Required work » Filter this material down to the lines that hold "muista", copying each one.

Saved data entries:
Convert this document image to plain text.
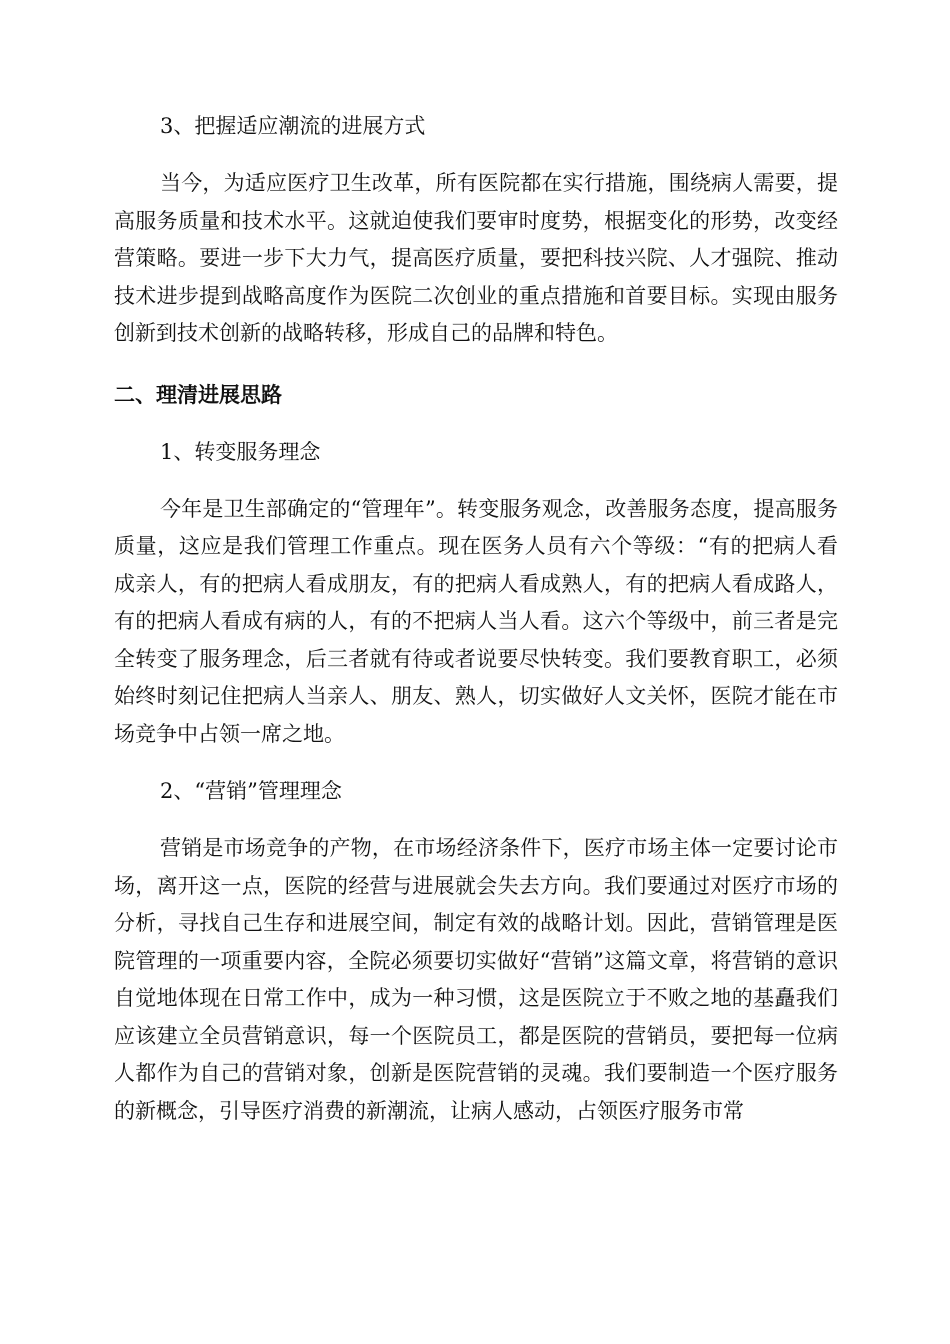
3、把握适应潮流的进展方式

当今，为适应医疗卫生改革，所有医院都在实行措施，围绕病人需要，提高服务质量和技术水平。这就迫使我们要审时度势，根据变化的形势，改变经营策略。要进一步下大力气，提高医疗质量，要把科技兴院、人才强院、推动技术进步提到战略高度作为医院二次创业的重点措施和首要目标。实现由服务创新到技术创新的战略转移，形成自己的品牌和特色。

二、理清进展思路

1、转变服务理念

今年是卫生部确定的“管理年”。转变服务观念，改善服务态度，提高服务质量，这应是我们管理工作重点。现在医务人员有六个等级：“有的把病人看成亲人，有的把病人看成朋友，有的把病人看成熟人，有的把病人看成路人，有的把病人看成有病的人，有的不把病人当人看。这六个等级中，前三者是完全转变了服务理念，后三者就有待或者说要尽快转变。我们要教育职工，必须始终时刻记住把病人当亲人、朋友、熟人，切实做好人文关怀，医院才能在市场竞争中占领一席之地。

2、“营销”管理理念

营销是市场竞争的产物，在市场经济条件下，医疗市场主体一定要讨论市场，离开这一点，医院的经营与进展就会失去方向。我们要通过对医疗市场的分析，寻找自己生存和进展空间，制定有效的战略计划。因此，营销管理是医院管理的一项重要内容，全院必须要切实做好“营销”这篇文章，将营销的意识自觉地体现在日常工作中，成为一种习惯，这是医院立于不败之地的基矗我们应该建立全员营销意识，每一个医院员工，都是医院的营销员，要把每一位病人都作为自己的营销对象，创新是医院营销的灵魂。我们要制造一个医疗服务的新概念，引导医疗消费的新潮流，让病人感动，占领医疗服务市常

==

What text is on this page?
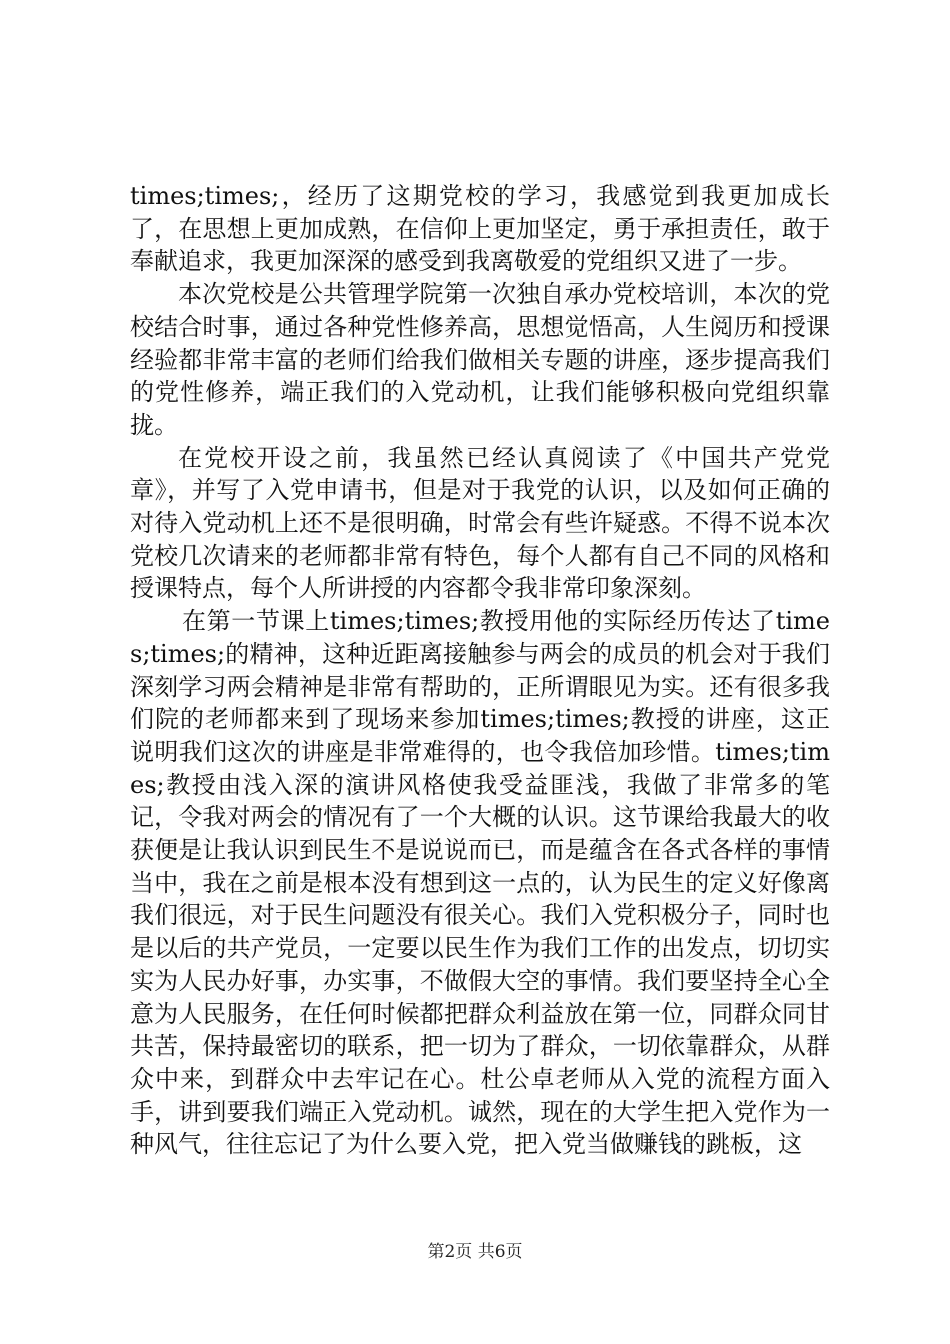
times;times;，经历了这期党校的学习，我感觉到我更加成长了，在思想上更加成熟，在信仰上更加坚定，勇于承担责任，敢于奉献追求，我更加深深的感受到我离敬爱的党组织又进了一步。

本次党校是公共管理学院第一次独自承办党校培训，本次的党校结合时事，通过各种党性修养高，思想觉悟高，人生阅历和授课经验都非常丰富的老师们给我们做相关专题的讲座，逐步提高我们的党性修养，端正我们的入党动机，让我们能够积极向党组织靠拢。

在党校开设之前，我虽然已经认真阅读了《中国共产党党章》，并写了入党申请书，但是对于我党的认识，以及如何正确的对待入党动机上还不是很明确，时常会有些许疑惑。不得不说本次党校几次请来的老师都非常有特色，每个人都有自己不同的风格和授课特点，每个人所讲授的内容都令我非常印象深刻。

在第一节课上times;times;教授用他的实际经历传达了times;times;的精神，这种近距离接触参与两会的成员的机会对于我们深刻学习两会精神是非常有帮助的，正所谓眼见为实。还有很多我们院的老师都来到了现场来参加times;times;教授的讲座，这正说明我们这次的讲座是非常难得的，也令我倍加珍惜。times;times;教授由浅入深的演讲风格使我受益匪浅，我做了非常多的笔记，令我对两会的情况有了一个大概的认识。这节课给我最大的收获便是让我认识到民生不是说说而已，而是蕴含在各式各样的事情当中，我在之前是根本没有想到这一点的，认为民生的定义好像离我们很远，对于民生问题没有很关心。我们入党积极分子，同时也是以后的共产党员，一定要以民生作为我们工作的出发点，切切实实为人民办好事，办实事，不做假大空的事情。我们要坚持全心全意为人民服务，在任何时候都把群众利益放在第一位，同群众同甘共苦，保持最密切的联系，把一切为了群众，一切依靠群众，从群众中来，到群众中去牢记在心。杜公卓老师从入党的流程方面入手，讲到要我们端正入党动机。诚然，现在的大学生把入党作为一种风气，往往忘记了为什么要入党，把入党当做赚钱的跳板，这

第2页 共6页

---

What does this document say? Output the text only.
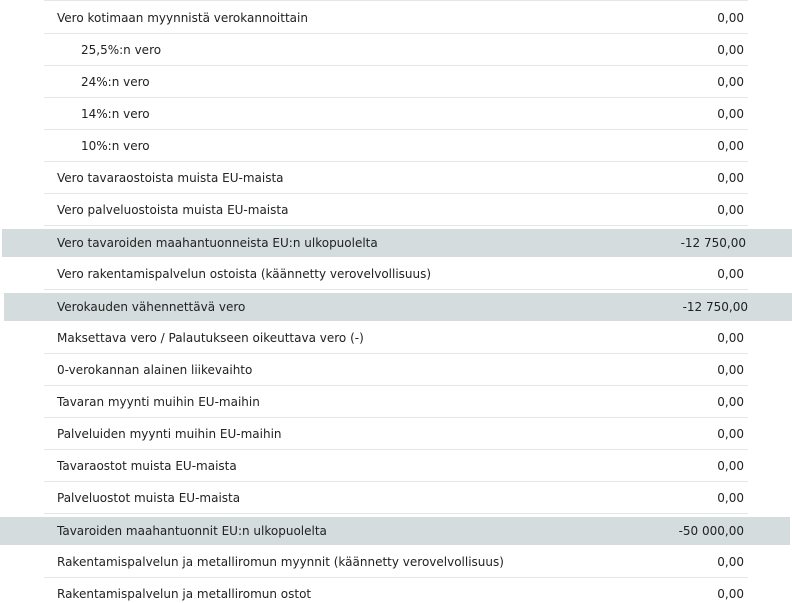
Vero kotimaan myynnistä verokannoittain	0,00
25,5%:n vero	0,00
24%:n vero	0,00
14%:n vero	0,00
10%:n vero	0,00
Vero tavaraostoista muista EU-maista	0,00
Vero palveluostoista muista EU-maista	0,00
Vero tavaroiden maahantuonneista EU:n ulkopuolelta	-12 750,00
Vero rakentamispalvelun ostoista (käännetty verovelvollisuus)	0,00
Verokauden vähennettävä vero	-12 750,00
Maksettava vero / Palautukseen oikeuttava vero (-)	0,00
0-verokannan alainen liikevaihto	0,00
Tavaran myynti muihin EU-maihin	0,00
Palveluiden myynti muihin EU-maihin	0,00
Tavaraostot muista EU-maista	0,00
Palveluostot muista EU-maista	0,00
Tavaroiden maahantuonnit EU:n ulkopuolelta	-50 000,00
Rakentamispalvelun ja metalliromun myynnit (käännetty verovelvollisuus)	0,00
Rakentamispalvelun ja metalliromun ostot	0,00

Solution for this exercise »
Vero tavaraostoista muista EU-maista	0,00
Vero palveluostoista muista EU-maista	0,00
Tavaraostot muista EU-maista	0,00
Palveluostot muista EU-maista	0,00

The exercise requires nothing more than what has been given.